Your goal.
In the forum post below about regrouping algebraic expressions, what reasons does the writer give for wanting to group or transform parts of an expression?

Passage to read.
Alexei Boulbitch wrote:
> Dear MathGroup,
> 
> in symbolic transformations of mathematical expressions I often need to 
> group or transform differently different parts
> of these expression, just to make them more visible , or more easy to 
> analyze  or so.  Just to give a simplest  example, 
> assume that we have  an expression:
> 
> expr = ab + ac + cd + ca- gd - ga
> 
> and I need to have it once in the form like say,
> 
> expr=a (b + c) + (c - g) (d + a)
> 
> and another time in the form say,
> 
> expr=a (b + 2 c - g) + d (c - g)
> 
> or I will need to group it in some third, fourth ... form. You indeed 
> understand that I gave the example easily treatable without computer,
> while I have in mind much more complex transformations of real interest.

Data records.
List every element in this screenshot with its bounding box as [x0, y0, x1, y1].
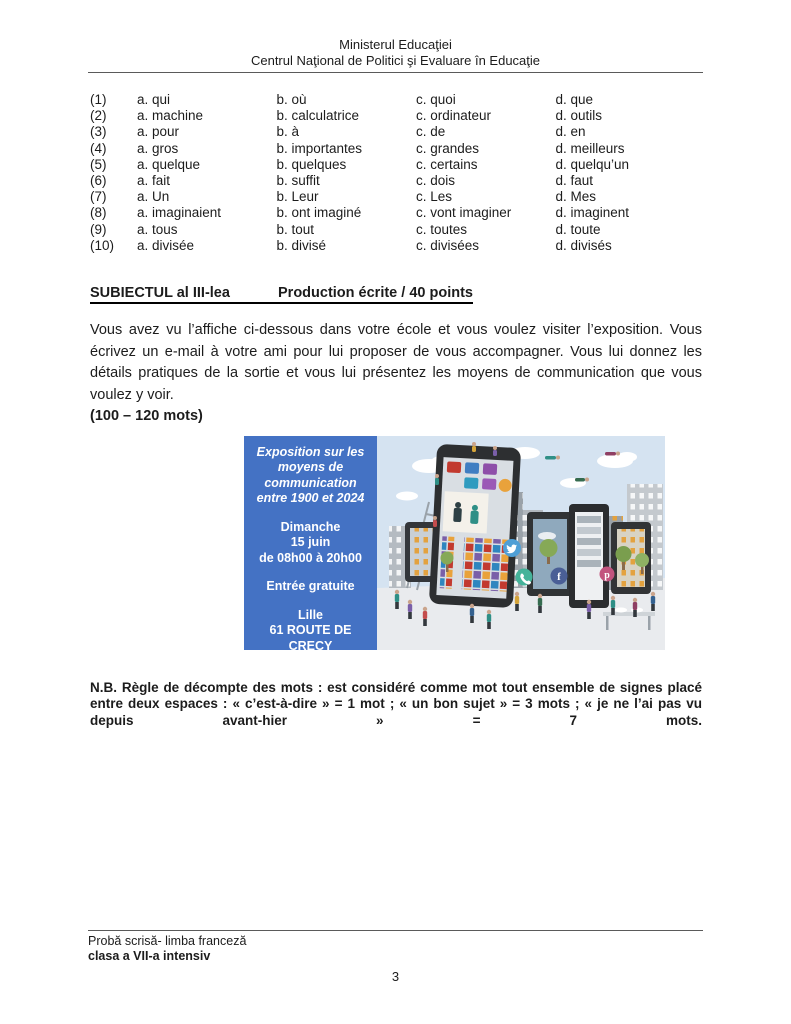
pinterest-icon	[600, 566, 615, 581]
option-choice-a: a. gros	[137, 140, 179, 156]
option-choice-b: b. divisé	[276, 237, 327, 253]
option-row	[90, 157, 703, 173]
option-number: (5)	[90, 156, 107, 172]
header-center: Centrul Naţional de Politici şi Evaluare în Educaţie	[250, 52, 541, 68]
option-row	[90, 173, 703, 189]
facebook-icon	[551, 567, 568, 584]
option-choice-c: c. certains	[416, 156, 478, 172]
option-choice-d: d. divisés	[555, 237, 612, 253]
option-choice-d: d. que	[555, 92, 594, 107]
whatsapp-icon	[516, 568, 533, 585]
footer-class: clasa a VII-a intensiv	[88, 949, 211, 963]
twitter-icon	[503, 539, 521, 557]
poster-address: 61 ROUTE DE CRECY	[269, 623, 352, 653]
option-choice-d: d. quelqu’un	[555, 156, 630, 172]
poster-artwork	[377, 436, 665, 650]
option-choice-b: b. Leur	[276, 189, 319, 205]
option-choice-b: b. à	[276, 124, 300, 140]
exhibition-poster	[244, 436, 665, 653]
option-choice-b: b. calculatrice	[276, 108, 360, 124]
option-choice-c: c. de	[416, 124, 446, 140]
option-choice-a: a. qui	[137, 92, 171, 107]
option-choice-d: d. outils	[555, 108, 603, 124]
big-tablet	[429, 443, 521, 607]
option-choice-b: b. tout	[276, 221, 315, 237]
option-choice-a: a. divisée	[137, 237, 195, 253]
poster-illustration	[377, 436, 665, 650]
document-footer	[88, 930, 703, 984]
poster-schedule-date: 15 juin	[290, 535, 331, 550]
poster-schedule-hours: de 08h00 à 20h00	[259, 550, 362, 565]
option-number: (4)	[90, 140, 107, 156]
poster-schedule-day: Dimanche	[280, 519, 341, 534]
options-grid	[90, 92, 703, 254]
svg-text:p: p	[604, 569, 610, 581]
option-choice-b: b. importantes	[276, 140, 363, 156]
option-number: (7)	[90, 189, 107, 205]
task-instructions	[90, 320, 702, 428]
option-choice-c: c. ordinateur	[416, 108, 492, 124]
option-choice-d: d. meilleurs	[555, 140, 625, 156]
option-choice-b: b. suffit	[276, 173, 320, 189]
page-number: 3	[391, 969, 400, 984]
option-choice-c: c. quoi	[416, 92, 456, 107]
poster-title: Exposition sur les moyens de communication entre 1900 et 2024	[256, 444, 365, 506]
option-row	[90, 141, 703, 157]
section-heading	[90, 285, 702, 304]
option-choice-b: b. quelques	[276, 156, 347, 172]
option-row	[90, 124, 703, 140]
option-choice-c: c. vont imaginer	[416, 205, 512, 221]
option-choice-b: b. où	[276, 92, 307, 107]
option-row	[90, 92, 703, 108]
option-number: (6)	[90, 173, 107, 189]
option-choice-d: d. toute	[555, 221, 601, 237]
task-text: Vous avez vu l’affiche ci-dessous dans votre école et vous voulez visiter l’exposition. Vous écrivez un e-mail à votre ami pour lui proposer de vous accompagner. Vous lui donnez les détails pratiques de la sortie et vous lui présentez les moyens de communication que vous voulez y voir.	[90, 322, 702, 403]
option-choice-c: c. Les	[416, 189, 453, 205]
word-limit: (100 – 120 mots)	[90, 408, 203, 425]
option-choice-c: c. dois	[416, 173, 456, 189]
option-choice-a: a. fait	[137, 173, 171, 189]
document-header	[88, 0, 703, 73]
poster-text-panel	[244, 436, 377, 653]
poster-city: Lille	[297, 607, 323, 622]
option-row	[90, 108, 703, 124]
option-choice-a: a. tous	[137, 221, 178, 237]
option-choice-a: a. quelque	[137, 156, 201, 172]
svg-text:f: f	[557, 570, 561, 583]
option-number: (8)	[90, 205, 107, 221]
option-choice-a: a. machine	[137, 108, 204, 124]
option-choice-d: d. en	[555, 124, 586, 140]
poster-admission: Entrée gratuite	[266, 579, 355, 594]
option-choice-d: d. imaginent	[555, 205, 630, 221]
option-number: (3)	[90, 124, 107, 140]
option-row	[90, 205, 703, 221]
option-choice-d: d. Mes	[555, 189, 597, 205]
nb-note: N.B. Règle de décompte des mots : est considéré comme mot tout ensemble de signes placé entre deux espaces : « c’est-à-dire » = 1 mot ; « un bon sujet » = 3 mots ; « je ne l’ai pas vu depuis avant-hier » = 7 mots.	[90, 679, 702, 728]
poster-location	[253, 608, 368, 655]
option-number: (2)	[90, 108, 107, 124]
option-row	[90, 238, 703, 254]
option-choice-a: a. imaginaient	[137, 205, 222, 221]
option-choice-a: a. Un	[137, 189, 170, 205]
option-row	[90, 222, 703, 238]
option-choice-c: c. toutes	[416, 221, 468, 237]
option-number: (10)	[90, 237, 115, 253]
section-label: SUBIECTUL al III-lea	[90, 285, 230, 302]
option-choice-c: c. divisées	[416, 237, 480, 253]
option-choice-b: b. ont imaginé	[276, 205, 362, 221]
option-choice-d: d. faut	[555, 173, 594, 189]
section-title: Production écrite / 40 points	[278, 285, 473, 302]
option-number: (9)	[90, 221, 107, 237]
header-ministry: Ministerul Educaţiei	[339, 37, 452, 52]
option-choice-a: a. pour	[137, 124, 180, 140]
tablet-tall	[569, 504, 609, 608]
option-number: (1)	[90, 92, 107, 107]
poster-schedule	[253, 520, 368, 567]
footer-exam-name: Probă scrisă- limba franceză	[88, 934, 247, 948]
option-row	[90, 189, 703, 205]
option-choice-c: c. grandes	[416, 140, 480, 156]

...

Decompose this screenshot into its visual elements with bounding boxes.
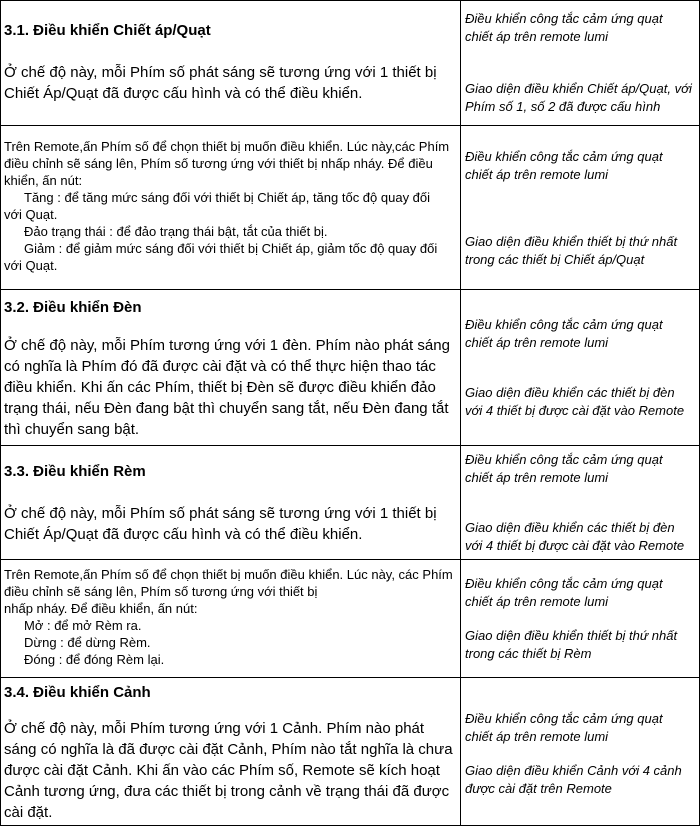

---

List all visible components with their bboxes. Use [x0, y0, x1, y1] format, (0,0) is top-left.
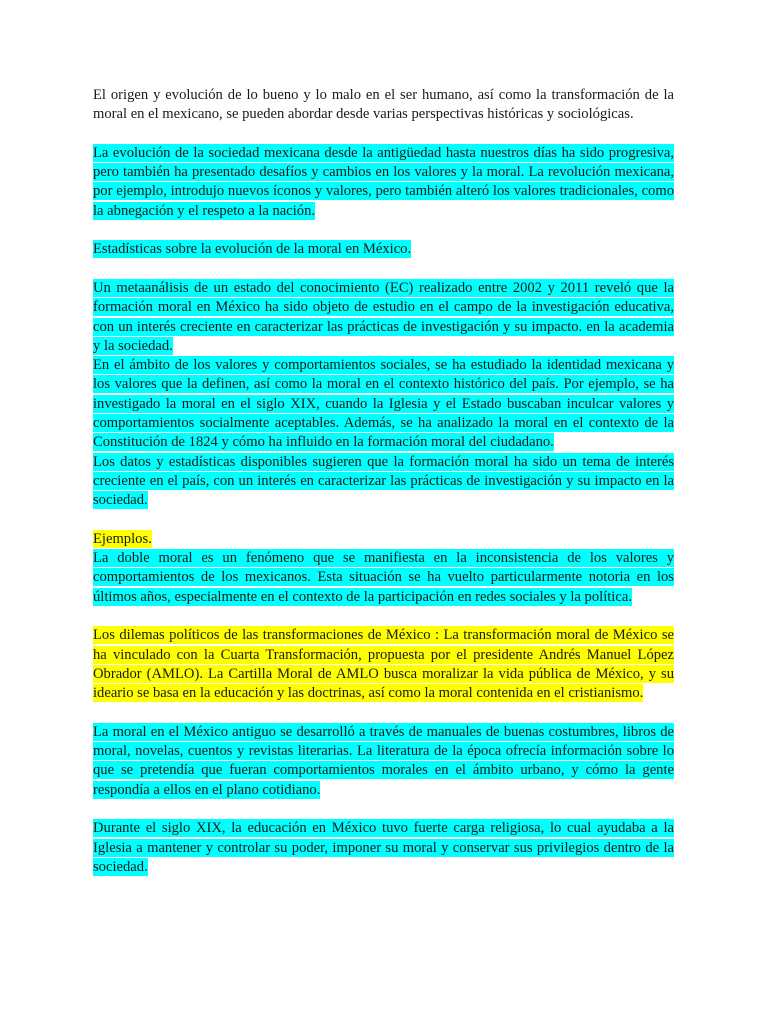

Solution to this exercise.
To make them more visible or easier to analyze.